**REQUIRED TASK:** Print out the material that follows word for word.

==== TASK MATERIAL

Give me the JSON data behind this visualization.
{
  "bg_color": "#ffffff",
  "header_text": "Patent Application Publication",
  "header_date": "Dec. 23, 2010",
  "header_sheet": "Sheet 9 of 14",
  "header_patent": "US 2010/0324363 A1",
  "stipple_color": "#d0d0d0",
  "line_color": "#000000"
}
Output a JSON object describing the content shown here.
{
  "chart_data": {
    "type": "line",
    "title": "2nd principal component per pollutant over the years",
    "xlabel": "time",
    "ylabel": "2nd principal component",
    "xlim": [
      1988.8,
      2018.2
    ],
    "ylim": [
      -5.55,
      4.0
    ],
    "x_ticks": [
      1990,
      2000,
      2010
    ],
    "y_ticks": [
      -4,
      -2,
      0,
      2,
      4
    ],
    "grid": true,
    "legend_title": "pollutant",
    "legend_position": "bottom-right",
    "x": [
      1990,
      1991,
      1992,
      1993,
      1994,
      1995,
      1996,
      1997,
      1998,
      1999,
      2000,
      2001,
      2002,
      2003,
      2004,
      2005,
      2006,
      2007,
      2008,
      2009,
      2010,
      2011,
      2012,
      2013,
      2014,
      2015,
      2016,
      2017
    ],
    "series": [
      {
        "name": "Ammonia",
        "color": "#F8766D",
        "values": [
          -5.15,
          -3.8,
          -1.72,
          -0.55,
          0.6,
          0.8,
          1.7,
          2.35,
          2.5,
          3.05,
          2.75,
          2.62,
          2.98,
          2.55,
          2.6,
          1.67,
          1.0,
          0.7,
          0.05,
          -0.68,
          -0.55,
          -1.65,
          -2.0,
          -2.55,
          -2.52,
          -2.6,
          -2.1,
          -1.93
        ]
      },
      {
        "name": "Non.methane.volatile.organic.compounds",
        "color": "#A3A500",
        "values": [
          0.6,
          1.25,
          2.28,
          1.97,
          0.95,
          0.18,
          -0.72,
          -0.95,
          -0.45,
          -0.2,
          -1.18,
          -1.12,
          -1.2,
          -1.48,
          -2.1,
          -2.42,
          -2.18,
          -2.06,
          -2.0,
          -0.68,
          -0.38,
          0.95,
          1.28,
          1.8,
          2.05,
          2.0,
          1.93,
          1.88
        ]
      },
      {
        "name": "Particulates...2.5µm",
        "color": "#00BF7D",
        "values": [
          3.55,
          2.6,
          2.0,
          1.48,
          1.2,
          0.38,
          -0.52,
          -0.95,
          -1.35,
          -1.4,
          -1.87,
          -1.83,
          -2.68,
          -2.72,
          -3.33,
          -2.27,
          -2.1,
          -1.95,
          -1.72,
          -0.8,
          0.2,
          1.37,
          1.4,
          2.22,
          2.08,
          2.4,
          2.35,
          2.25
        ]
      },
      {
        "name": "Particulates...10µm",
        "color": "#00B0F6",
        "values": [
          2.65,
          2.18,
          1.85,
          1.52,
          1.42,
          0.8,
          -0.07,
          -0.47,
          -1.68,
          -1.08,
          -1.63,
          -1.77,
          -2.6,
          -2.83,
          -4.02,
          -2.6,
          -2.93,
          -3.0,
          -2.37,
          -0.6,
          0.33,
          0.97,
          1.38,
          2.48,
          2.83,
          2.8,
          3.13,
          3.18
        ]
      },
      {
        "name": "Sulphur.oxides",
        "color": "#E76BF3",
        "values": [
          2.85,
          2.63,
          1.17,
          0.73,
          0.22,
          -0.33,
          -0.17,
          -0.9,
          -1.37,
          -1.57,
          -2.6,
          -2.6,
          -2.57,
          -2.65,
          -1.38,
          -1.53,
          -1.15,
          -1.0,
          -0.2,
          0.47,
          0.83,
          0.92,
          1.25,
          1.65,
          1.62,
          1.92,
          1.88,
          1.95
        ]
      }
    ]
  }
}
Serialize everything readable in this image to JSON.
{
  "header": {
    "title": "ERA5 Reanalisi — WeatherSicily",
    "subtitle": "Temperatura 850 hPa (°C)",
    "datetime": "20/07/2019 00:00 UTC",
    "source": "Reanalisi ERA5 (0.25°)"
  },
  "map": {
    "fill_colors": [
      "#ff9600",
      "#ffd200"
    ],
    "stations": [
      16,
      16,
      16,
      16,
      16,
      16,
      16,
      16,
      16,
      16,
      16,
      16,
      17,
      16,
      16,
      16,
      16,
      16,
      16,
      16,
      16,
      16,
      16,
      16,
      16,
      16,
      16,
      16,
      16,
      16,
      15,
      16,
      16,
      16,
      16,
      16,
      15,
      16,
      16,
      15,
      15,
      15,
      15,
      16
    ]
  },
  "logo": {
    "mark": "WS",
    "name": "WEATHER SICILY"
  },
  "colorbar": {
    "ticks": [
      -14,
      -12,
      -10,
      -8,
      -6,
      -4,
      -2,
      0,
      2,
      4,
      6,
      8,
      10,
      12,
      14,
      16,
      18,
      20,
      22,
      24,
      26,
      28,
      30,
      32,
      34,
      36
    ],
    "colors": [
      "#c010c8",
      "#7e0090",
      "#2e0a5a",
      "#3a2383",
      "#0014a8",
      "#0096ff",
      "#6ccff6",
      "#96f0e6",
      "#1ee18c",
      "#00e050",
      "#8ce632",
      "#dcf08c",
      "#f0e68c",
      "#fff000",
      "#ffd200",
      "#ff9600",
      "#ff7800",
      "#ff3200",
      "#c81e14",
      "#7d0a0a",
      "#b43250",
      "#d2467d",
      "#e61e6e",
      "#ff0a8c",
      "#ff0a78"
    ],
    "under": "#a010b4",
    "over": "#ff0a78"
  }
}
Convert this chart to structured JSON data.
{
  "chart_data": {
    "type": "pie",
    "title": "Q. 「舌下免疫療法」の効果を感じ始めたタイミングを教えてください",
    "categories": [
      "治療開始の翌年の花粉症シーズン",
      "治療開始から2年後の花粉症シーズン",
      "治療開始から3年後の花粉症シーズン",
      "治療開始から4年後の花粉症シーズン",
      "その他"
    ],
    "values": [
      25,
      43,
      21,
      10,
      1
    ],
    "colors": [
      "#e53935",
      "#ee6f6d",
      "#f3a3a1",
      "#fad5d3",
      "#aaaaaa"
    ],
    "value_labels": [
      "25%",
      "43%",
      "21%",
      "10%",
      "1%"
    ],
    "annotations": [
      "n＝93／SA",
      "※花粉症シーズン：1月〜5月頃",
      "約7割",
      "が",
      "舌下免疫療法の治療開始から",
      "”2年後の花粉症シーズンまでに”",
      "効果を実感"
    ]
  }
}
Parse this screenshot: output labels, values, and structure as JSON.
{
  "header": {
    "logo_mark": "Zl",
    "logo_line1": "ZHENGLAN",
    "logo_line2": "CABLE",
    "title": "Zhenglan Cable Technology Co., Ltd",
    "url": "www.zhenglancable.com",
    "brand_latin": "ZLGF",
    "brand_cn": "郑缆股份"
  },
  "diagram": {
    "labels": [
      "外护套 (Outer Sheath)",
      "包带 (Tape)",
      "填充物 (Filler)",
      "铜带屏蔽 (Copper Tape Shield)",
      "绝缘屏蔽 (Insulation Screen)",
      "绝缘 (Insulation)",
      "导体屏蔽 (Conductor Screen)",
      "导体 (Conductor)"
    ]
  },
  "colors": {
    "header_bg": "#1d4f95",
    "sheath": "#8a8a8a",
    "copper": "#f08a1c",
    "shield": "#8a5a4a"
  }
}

========

**RESULT FOR THIS TASK:**
Give me the JSON data behind this visualization.
{
  "bg_color": "#ffffff",
  "header_text": "Patent Application Publication",
  "header_date": "Dec. 23, 2010",
  "header_sheet": "Sheet 9 of 14",
  "header_patent": "US 2010/0324363 A1",
  "stipple_color": "#d0d0d0",
  "line_color": "#000000"
}
Output a JSON object describing the content shown here.
{
  "chart_data": {
    "type": "line",
    "title": "2nd principal component per pollutant over the years",
    "xlabel": "time",
    "ylabel": "2nd principal component",
    "xlim": [
      1988.8,
      2018.2
    ],
    "ylim": [
      -5.55,
      4.0
    ],
    "x_ticks": [
      1990,
      2000,
      2010
    ],
    "y_ticks": [
      -4,
      -2,
      0,
      2,
      4
    ],
    "grid": true,
    "legend_title": "pollutant",
    "legend_position": "bottom-right",
    "x": [
      1990,
      1991,
      1992,
      1993,
      1994,
      1995,
      1996,
      1997,
      1998,
      1999,
      2000,
      2001,
      2002,
      2003,
      2004,
      2005,
      2006,
      2007,
      2008,
      2009,
      2010,
      2011,
      2012,
      2013,
      2014,
      2015,
      2016,
      2017
    ],
    "series": [
      {
        "name": "Ammonia",
        "color": "#F8766D",
        "values": [
          -5.15,
          -3.8,
          -1.72,
          -0.55,
          0.6,
          0.8,
          1.7,
          2.35,
          2.5,
          3.05,
          2.75,
          2.62,
          2.98,
          2.55,
          2.6,
          1.67,
          1.0,
          0.7,
          0.05,
          -0.68,
          -0.55,
          -1.65,
          -2.0,
          -2.55,
          -2.52,
          -2.6,
          -2.1,
          -1.93
        ]
      },
      {
        "name": "Non.methane.volatile.organic.compounds",
        "color": "#A3A500",
        "values": [
          0.6,
          1.25,
          2.28,
          1.97,
          0.95,
          0.18,
          -0.72,
          -0.95,
          -0.45,
          -0.2,
          -1.18,
          -1.12,
          -1.2,
          -1.48,
          -2.1,
          -2.42,
          -2.18,
          -2.06,
          -2.0,
          -0.68,
          -0.38,
          0.95,
          1.28,
          1.8,
          2.05,
          2.0,
          1.93,
          1.88
        ]
      },
      {
        "name": "Particulates...2.5µm",
        "color": "#00BF7D",
        "values": [
          3.55,
          2.6,
          2.0,
          1.48,
          1.2,
          0.38,
          -0.52,
          -0.95,
          -1.35,
          -1.4,
          -1.87,
          -1.83,
          -2.68,
          -2.72,
          -3.33,
          -2.27,
          -2.1,
          -1.95,
          -1.72,
          -0.8,
          0.2,
          1.37,
          1.4,
          2.22,
          2.08,
          2.4,
          2.35,
          2.25
        ]
      },
      {
        "name": "Particulates...10µm",
        "color": "#00B0F6",
        "values": [
          2.65,
          2.18,
          1.85,
          1.52,
          1.42,
          0.8,
          -0.07,
          -0.47,
          -1.68,
          -1.08,
          -1.63,
          -1.77,
          -2.6,
          -2.83,
          -4.02,
          -2.6,
          -2.93,
          -3.0,
          -2.37,
          -0.6,
          0.33,
          0.97,
          1.38,
          2.48,
          2.83,
          2.8,
          3.13,
          3.18
        ]
      },
      {
        "name": "Sulphur.oxides",
        "color": "#E76BF3",
        "values": [
          2.85,
          2.63,
          1.17,
          0.73,
          0.22,
          -0.33,
          -0.17,
          -0.9,
          -1.37,
          -1.57,
          -2.6,
          -2.6,
          -2.57,
          -2.65,
          -1.38,
          -1.53,
          -1.15,
          -1.0,
          -0.2,
          0.47,
          0.83,
          0.92,
          1.25,
          1.65,
          1.62,
          1.92,
          1.88,
          1.95
        ]
      }
    ]
  }
}
Serialize everything readable in this image to JSON.
{
  "header": {
    "title": "ERA5 Reanalisi — WeatherSicily",
    "subtitle": "Temperatura 850 hPa (°C)",
    "datetime": "20/07/2019 00:00 UTC",
    "source": "Reanalisi ERA5 (0.25°)"
  },
  "map": {
    "fill_colors": [
      "#ff9600",
      "#ffd200"
    ],
    "stations": [
      16,
      16,
      16,
      16,
      16,
      16,
      16,
      16,
      16,
      16,
      16,
      16,
      17,
      16,
      16,
      16,
      16,
      16,
      16,
      16,
      16,
      16,
      16,
      16,
      16,
      16,
      16,
      16,
      16,
      16,
      15,
      16,
      16,
      16,
      16,
      16,
      15,
      16,
      16,
      15,
      15,
      15,
      15,
      16
    ]
  },
  "logo": {
    "mark": "WS",
    "name": "WEATHER SICILY"
  },
  "colorbar": {
    "ticks": [
      -14,
      -12,
      -10,
      -8,
      -6,
      -4,
      -2,
      0,
      2,
      4,
      6,
      8,
      10,
      12,
      14,
      16,
      18,
      20,
      22,
      24,
      26,
      28,
      30,
      32,
      34,
      36
    ],
    "colors": [
      "#c010c8",
      "#7e0090",
      "#2e0a5a",
      "#3a2383",
      "#0014a8",
      "#0096ff",
      "#6ccff6",
      "#96f0e6",
      "#1ee18c",
      "#00e050",
      "#8ce632",
      "#dcf08c",
      "#f0e68c",
      "#fff000",
      "#ffd200",
      "#ff9600",
      "#ff7800",
      "#ff3200",
      "#c81e14",
      "#7d0a0a",
      "#b43250",
      "#d2467d",
      "#e61e6e",
      "#ff0a8c",
      "#ff0a78"
    ],
    "under": "#a010b4",
    "over": "#ff0a78"
  }
}
Convert this chart to structured JSON data.
{
  "chart_data": {
    "type": "pie",
    "title": "Q. 「舌下免疫療法」の効果を感じ始めたタイミングを教えてください",
    "categories": [
      "治療開始の翌年の花粉症シーズン",
      "治療開始から2年後の花粉症シーズン",
      "治療開始から3年後の花粉症シーズン",
      "治療開始から4年後の花粉症シーズン",
      "その他"
    ],
    "values": [
      25,
      43,
      21,
      10,
      1
    ],
    "colors": [
      "#e53935",
      "#ee6f6d",
      "#f3a3a1",
      "#fad5d3",
      "#aaaaaa"
    ],
    "value_labels": [
      "25%",
      "43%",
      "21%",
      "10%",
      "1%"
    ],
    "annotations": [
      "n＝93／SA",
      "※花粉症シーズン：1月〜5月頃",
      "約7割",
      "が",
      "舌下免疫療法の治療開始から",
      "”2年後の花粉症シーズンまでに”",
      "効果を実感"
    ]
  }
}
Parse this screenshot: output labels, values, and structure as JSON.
{
  "header": {
    "logo_mark": "Zl",
    "logo_line1": "ZHENGLAN",
    "logo_line2": "CABLE",
    "title": "Zhenglan Cable Technology Co., Ltd",
    "url": "www.zhenglancable.com",
    "brand_latin": "ZLGF",
    "brand_cn": "郑缆股份"
  },
  "diagram": {
    "labels": [
      "外护套 (Outer Sheath)",
      "包带 (Tape)",
      "填充物 (Filler)",
      "铜带屏蔽 (Copper Tape Shield)",
      "绝缘屏蔽 (Insulation Screen)",
      "绝缘 (Insulation)",
      "导体屏蔽 (Conductor Screen)",
      "导体 (Conductor)"
    ]
  },
  "colors": {
    "header_bg": "#1d4f95",
    "sheath": "#8a8a8a",
    "copper": "#f08a1c",
    "shield": "#8a5a4a"
  }
}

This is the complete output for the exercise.